» **SHORT EXERCISE**:
What is needed here is an exact copy of every entry.

****

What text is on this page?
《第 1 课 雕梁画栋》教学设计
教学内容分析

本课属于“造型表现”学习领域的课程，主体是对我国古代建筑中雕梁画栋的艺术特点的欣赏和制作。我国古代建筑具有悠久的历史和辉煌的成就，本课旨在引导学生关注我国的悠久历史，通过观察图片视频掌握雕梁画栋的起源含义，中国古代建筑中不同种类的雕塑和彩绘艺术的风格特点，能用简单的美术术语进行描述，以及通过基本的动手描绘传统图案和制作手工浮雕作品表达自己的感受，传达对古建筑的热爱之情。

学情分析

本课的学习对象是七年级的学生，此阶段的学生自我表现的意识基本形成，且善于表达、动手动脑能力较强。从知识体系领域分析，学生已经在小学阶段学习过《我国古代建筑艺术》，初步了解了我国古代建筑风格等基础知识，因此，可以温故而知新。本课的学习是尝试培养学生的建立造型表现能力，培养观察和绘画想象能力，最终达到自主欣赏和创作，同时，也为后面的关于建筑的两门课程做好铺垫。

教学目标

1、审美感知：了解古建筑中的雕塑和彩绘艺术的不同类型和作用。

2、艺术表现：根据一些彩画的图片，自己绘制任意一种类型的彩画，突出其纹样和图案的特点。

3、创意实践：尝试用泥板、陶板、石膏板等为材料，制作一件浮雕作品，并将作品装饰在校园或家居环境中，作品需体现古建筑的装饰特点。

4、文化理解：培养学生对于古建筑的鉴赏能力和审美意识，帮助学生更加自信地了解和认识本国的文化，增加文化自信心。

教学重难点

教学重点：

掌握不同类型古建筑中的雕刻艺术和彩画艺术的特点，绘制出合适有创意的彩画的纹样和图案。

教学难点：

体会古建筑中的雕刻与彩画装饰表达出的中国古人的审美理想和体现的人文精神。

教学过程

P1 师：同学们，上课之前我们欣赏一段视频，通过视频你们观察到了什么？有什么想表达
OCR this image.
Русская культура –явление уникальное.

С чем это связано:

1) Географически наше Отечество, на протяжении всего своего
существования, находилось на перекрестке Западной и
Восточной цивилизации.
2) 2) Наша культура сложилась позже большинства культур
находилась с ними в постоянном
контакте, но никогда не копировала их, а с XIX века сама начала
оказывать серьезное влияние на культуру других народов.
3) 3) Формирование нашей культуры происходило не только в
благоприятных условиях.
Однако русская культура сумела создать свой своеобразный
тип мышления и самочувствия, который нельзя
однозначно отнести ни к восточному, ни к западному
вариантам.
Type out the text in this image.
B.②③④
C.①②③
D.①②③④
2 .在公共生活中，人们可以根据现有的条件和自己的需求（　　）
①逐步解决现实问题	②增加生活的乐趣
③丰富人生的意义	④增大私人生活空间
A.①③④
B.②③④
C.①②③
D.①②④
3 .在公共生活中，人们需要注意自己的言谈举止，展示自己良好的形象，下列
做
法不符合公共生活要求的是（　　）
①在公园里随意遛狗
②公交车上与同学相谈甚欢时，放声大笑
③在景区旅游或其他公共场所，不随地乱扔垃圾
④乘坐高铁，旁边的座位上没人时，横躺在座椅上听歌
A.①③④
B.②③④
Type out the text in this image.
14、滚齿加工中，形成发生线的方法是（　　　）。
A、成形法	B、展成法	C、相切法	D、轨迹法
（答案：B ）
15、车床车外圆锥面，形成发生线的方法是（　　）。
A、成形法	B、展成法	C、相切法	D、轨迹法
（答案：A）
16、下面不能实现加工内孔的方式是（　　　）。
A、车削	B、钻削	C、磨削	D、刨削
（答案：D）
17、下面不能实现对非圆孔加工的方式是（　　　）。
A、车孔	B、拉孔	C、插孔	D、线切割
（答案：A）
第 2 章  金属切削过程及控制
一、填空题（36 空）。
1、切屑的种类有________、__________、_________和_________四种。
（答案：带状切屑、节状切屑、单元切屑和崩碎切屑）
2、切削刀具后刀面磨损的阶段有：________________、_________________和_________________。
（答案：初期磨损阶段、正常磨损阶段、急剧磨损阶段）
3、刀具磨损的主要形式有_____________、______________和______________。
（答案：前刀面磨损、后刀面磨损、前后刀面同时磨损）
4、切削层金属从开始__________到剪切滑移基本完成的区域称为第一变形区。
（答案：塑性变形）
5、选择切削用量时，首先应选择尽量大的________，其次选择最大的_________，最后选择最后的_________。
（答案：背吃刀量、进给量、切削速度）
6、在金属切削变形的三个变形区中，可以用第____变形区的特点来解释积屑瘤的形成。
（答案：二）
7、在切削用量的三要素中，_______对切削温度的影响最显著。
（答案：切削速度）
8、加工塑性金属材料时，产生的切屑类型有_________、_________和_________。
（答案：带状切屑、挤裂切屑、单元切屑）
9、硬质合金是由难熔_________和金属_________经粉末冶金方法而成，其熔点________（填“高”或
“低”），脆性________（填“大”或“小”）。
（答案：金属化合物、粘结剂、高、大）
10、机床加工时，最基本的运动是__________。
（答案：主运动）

****

» **ANSWER FOR THE TASK**:
What text is on this page?
《第 1 课 雕梁画栋》教学设计
教学内容分析

本课属于“造型表现”学习领域的课程，主体是对我国古代建筑中雕梁画栋的艺术特点的欣赏和制作。我国古代建筑具有悠久的历史和辉煌的成就，本课旨在引导学生关注我国的悠久历史，通过观察图片视频掌握雕梁画栋的起源含义，中国古代建筑中不同种类的雕塑和彩绘艺术的风格特点，能用简单的美术术语进行描述，以及通过基本的动手描绘传统图案和制作手工浮雕作品表达自己的感受，传达对古建筑的热爱之情。

学情分析

本课的学习对象是七年级的学生，此阶段的学生自我表现的意识基本形成，且善于表达、动手动脑能力较强。从知识体系领域分析，学生已经在小学阶段学习过《我国古代建筑艺术》，初步了解了我国古代建筑风格等基础知识，因此，可以温故而知新。本课的学习是尝试培养学生的建立造型表现能力，培养观察和绘画想象能力，最终达到自主欣赏和创作，同时，也为后面的关于建筑的两门课程做好铺垫。

教学目标

1、审美感知：了解古建筑中的雕塑和彩绘艺术的不同类型和作用。

2、艺术表现：根据一些彩画的图片，自己绘制任意一种类型的彩画，突出其纹样和图案的特点。

3、创意实践：尝试用泥板、陶板、石膏板等为材料，制作一件浮雕作品，并将作品装饰在校园或家居环境中，作品需体现古建筑的装饰特点。

4、文化理解：培养学生对于古建筑的鉴赏能力和审美意识，帮助学生更加自信地了解和认识本国的文化，增加文化自信心。

教学重难点

教学重点：

掌握不同类型古建筑中的雕刻艺术和彩画艺术的特点，绘制出合适有创意的彩画的纹样和图案。

教学难点：

体会古建筑中的雕刻与彩画装饰表达出的中国古人的审美理想和体现的人文精神。

教学过程

P1 师：同学们，上课之前我们欣赏一段视频，通过视频你们观察到了什么？有什么想表达
OCR this image.
Русская культура –явление уникальное.

С чем это связано:

1) Географически наше Отечество, на протяжении всего своего
существования, находилось на перекрестке Западной и
Восточной цивилизации.
2) 2) Наша культура сложилась позже большинства культур
находилась с ними в постоянном
контакте, но никогда не копировала их, а с XIX века сама начала
оказывать серьезное влияние на культуру других народов.
3) 3) Формирование нашей культуры происходило не только в
благоприятных условиях.
Однако русская культура сумела создать свой своеобразный
тип мышления и самочувствия, который нельзя
однозначно отнести ни к восточному, ни к западному
вариантам.
Type out the text in this image.
B.②③④
C.①②③
D.①②③④
2 .在公共生活中，人们可以根据现有的条件和自己的需求（　　）
①逐步解决现实问题	②增加生活的乐趣
③丰富人生的意义	④增大私人生活空间
A.①③④
B.②③④
C.①②③
D.①②④
3 .在公共生活中，人们需要注意自己的言谈举止，展示自己良好的形象，下列
做
法不符合公共生活要求的是（　　）
①在公园里随意遛狗
②公交车上与同学相谈甚欢时，放声大笑
③在景区旅游或其他公共场所，不随地乱扔垃圾
④乘坐高铁，旁边的座位上没人时，横躺在座椅上听歌
A.①③④
B.②③④
Type out the text in this image.
14、滚齿加工中，形成发生线的方法是（　　　）。
A、成形法	B、展成法	C、相切法	D、轨迹法
（答案：B ）
15、车床车外圆锥面，形成发生线的方法是（　　）。
A、成形法	B、展成法	C、相切法	D、轨迹法
（答案：A）
16、下面不能实现加工内孔的方式是（　　　）。
A、车削	B、钻削	C、磨削	D、刨削
（答案：D）
17、下面不能实现对非圆孔加工的方式是（　　　）。
A、车孔	B、拉孔	C、插孔	D、线切割
（答案：A）
第 2 章  金属切削过程及控制
一、填空题（36 空）。
1、切屑的种类有________、__________、_________和_________四种。
（答案：带状切屑、节状切屑、单元切屑和崩碎切屑）
2、切削刀具后刀面磨损的阶段有：________________、_________________和_________________。
（答案：初期磨损阶段、正常磨损阶段、急剧磨损阶段）
3、刀具磨损的主要形式有_____________、______________和______________。
（答案：前刀面磨损、后刀面磨损、前后刀面同时磨损）
4、切削层金属从开始__________到剪切滑移基本完成的区域称为第一变形区。
（答案：塑性变形）
5、选择切削用量时，首先应选择尽量大的________，其次选择最大的_________，最后选择最后的_________。
（答案：背吃刀量、进给量、切削速度）
6、在金属切削变形的三个变形区中，可以用第____变形区的特点来解释积屑瘤的形成。
（答案：二）
7、在切削用量的三要素中，_______对切削温度的影响最显著。
（答案：切削速度）
8、加工塑性金属材料时，产生的切屑类型有_________、_________和_________。
（答案：带状切屑、挤裂切屑、单元切屑）
9、硬质合金是由难熔_________和金属_________经粉末冶金方法而成，其熔点________（填“高”或
“低”），脆性________（填“大”或“小”）。
（答案：金属化合物、粘结剂、高、大）
10、机床加工时，最基本的运动是__________。
（答案：主运动）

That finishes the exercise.